>>>>

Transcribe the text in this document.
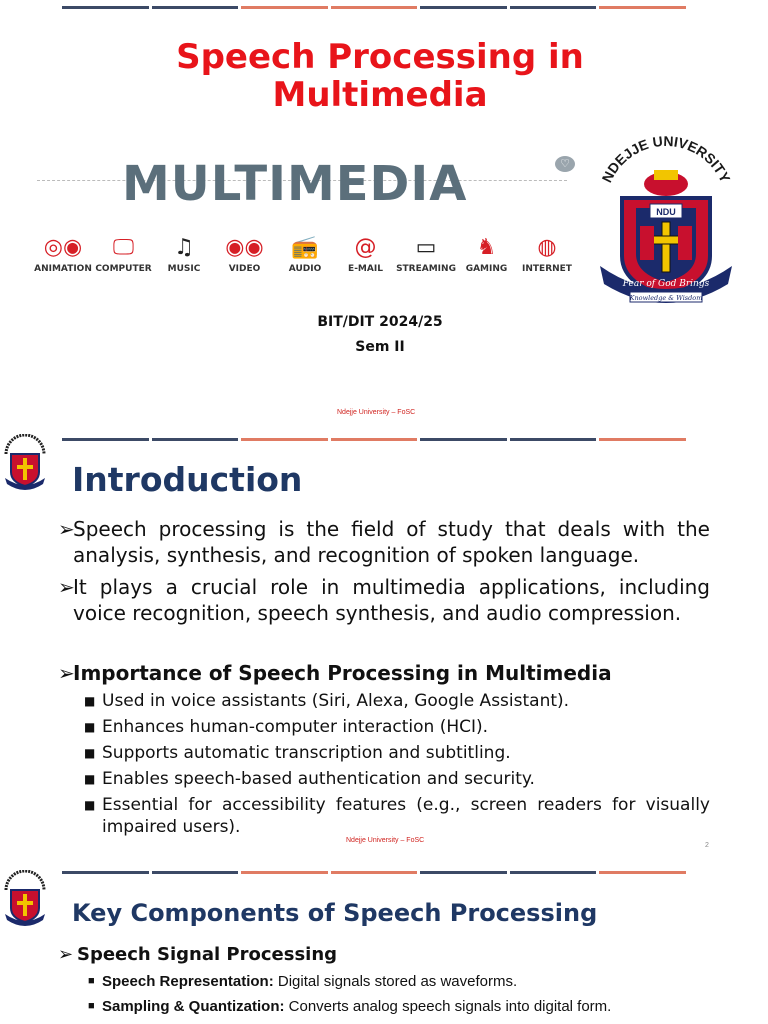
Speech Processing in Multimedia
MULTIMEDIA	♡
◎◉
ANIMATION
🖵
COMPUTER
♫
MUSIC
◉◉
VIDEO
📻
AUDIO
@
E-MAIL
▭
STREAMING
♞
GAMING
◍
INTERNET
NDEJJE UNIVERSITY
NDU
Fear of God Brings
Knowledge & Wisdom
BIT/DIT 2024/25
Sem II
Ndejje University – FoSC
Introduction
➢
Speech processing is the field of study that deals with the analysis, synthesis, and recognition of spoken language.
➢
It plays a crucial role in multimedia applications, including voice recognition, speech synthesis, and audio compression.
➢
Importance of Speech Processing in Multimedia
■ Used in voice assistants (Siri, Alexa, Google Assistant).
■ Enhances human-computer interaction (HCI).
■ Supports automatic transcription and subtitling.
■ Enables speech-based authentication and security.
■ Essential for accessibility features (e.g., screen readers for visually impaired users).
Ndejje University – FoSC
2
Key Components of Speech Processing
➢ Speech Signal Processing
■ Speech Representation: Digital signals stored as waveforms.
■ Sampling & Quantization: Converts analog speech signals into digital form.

<<<<
>>>>

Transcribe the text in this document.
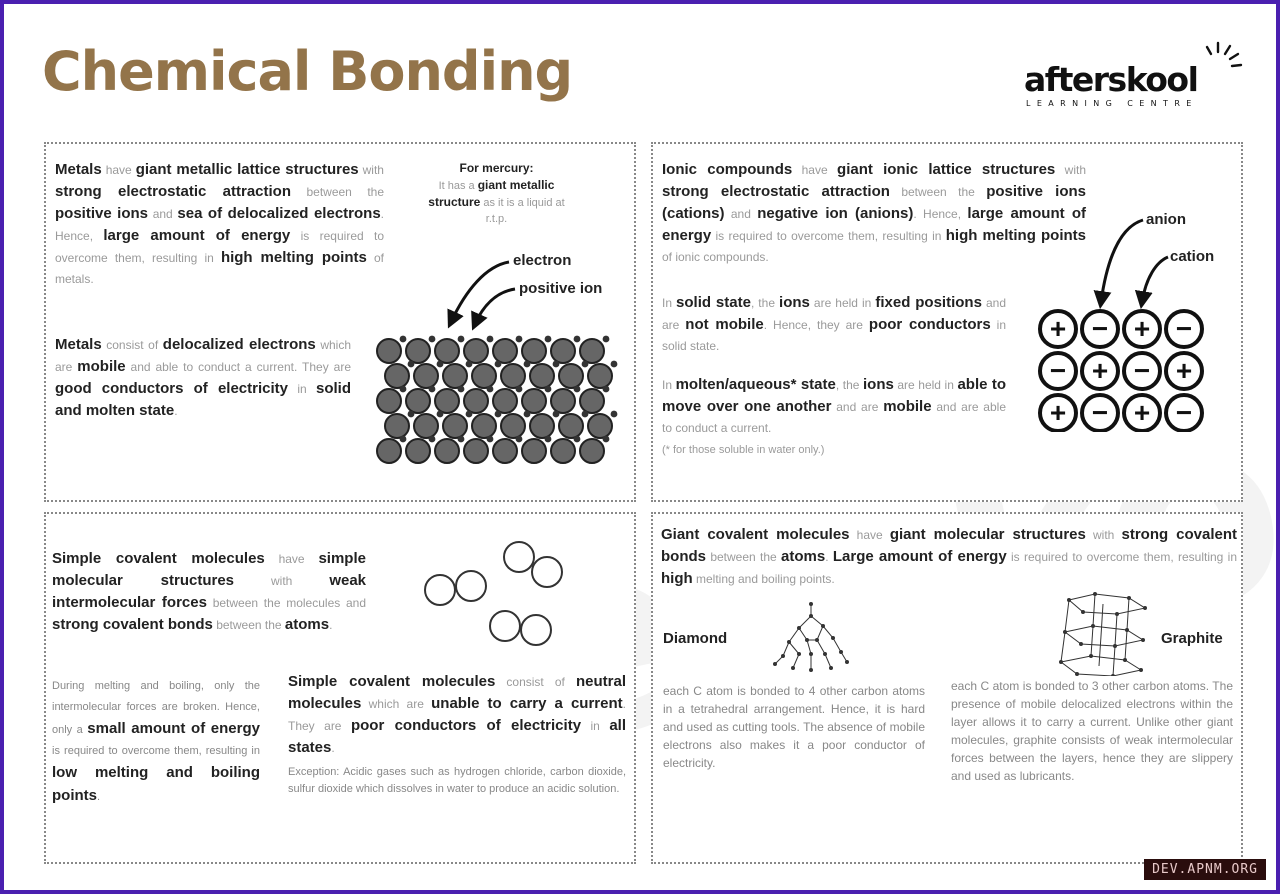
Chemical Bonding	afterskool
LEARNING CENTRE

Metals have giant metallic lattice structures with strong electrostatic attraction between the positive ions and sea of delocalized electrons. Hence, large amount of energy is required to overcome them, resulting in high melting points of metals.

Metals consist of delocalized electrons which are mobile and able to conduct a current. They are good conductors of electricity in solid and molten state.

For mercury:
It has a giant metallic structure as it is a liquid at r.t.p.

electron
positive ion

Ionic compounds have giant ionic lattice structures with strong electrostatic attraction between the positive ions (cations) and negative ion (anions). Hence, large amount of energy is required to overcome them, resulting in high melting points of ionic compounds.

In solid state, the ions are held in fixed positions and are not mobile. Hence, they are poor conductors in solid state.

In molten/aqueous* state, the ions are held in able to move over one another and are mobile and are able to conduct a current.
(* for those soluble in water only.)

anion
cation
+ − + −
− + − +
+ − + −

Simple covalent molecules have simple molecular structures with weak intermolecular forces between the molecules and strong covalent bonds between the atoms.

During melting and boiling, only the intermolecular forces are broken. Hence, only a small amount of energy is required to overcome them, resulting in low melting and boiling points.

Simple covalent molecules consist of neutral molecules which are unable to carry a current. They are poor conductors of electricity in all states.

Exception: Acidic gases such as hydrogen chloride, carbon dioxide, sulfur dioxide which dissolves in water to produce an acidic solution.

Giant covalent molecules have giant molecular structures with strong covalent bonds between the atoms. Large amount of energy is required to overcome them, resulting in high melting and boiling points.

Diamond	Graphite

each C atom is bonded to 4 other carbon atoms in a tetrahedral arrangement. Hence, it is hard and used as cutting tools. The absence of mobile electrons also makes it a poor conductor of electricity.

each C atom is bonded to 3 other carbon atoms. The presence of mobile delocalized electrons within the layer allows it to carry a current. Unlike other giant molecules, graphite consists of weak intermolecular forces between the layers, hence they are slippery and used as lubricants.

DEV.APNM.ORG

<<<<

[AIM OF THE EXERCISE] Which lines of the material contain the string "recognition"? List each of them.

[REPLY]
Speech processing is the field of study that deals with the analysis, synthesis, and recognition of spoken language.
It plays a crucial role in multimedia applications, including voice recognition, speech synthesis, and audio compression.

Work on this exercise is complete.